**Work required**: Print every line of the records below without changing anything, and leave the pictures out.

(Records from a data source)
+ + + + +

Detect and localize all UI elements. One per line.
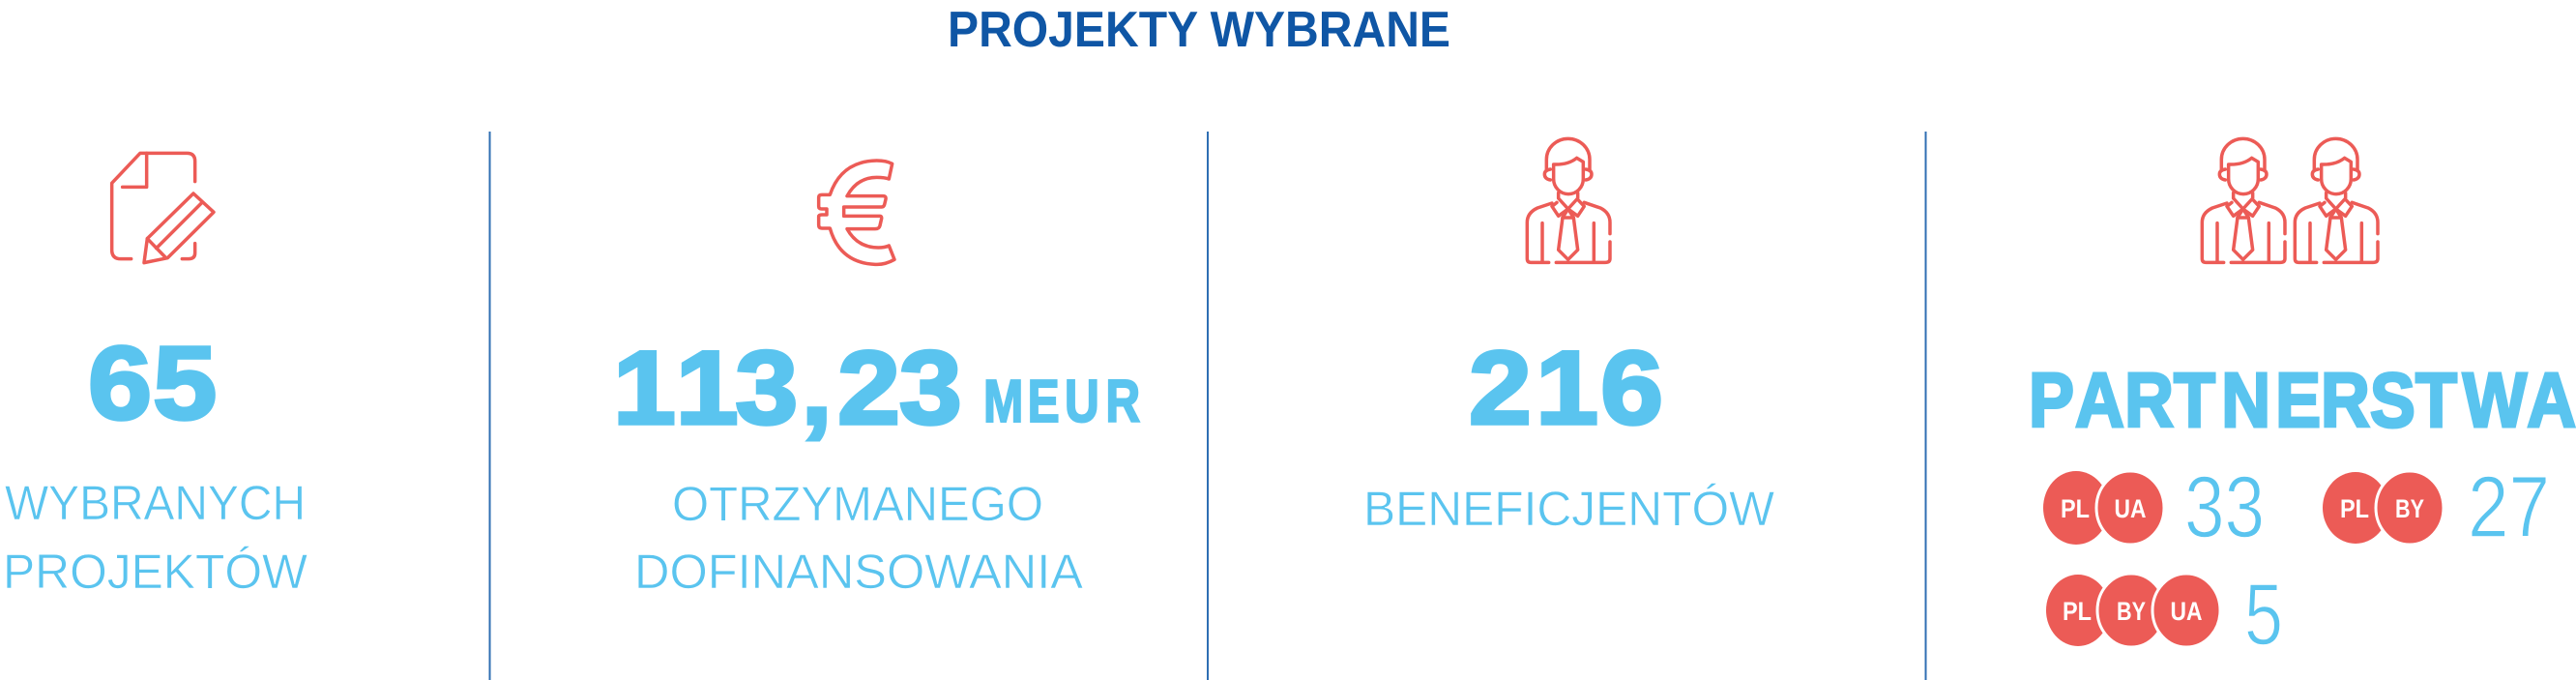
number: 65: 65: [88, 325, 217, 442]
value: 33: 33: [2184, 459, 2265, 556]
heading: partnerstwa: PARTNERSTWA: [2029, 357, 2576, 443]
label: otrzymanego dofinansowania: DOFINANSOWANIA: [634, 545, 1084, 599]
badges: PL BY UA: UA: [2170, 597, 2203, 626]
number: 113,23: 113,23: [613, 329, 962, 446]
badges: PL UA: PL: [2061, 494, 2090, 523]
number: 216: 216: [1469, 329, 1663, 446]
panel: beneficiaries: [1363, 138, 1775, 536]
panel: partnerships: [2029, 138, 2576, 664]
badges: PL BY UA: PL: [2063, 597, 2092, 626]
label: otrzymanego dofinansowania: [634, 477, 1084, 599]
title: PROJEKTY WYBRANE: [948, 2, 1450, 58]
icon: two persons: [2202, 138, 2378, 262]
label: wybranych projektow: PROJEKTÓW: [3, 545, 308, 599]
icon: person: [1527, 138, 1610, 262]
badges: PL BY UA: [2046, 574, 2220, 647]
badges: PL BY UA: BY: [2117, 597, 2146, 626]
label: beneficjentow: BENEFICJENTÓW: [1363, 482, 1775, 536]
unit: MEUR: MEUR: [983, 368, 1140, 434]
label: wybranych projektow: WYBRANYCH: [5, 476, 306, 530]
panel: selected projects: [3, 153, 308, 599]
icon: document with pencil: [112, 153, 214, 263]
icon: euro sign: [819, 161, 894, 264]
badges: PL BY: [2323, 471, 2444, 545]
value: 5: 5: [2244, 567, 2283, 664]
badges: PL BY: BY: [2395, 494, 2424, 523]
label: wybranych projektow: [3, 476, 308, 599]
panel: funding: [613, 161, 1140, 599]
badges: PL BY: PL: [2340, 494, 2369, 523]
label: otrzymanego dofinansowania: OTRZYMANEGO: [672, 477, 1043, 531]
value: 27: 27: [2468, 459, 2550, 556]
badges: PL UA: [2043, 471, 2164, 545]
badges: PL UA: UA: [2114, 494, 2147, 523]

+ + + + +

**Task solution**:
Detect and localize all UI elements. One per line.
number: 65: 65: [88, 325, 217, 442]
value: 33: 33: [2184, 459, 2265, 556]
heading: partnerstwa: PARTNERSTWA: [2029, 357, 2576, 443]
label: otrzymanego dofinansowania: DOFINANSOWANIA: [634, 545, 1084, 599]
badges: PL BY UA: UA: [2170, 597, 2203, 626]
number: 113,23: 113,23: [613, 329, 962, 446]
badges: PL UA: PL: [2061, 494, 2090, 523]
number: 216: 216: [1469, 329, 1663, 446]
panel: beneficiaries: [1363, 138, 1775, 536]
panel: partnerships: [2029, 138, 2576, 664]
badges: PL BY UA: PL: [2063, 597, 2092, 626]
label: otrzymanego dofinansowania: [634, 477, 1084, 599]
title: PROJEKTY WYBRANE: [948, 2, 1450, 58]
icon: two persons: [2202, 138, 2378, 262]
label: wybranych projektow: PROJEKTÓW: [3, 545, 308, 599]
icon: person: [1527, 138, 1610, 262]
badges: PL BY UA: [2046, 574, 2220, 647]
badges: PL BY UA: BY: [2117, 597, 2146, 626]
label: beneficjentow: BENEFICJENTÓW: [1363, 482, 1775, 536]
unit: MEUR: MEUR: [983, 368, 1140, 434]
label: wybranych projektow: WYBRANYCH: [5, 476, 306, 530]
panel: selected projects: [3, 153, 308, 599]
icon: document with pencil: [112, 153, 214, 263]
icon: euro sign: [819, 161, 894, 264]
badges: PL BY: [2323, 471, 2444, 545]
value: 5: 5: [2244, 567, 2283, 664]
badges: PL BY: BY: [2395, 494, 2424, 523]
label: wybranych projektow: [3, 476, 308, 599]
panel: funding: [613, 161, 1140, 599]
badges: PL BY: PL: [2340, 494, 2369, 523]
label: otrzymanego dofinansowania: OTRZYMANEGO: [672, 477, 1043, 531]
value: 27: 27: [2468, 459, 2550, 556]
badges: PL UA: [2043, 471, 2164, 545]
badges: PL UA: UA: [2114, 494, 2147, 523]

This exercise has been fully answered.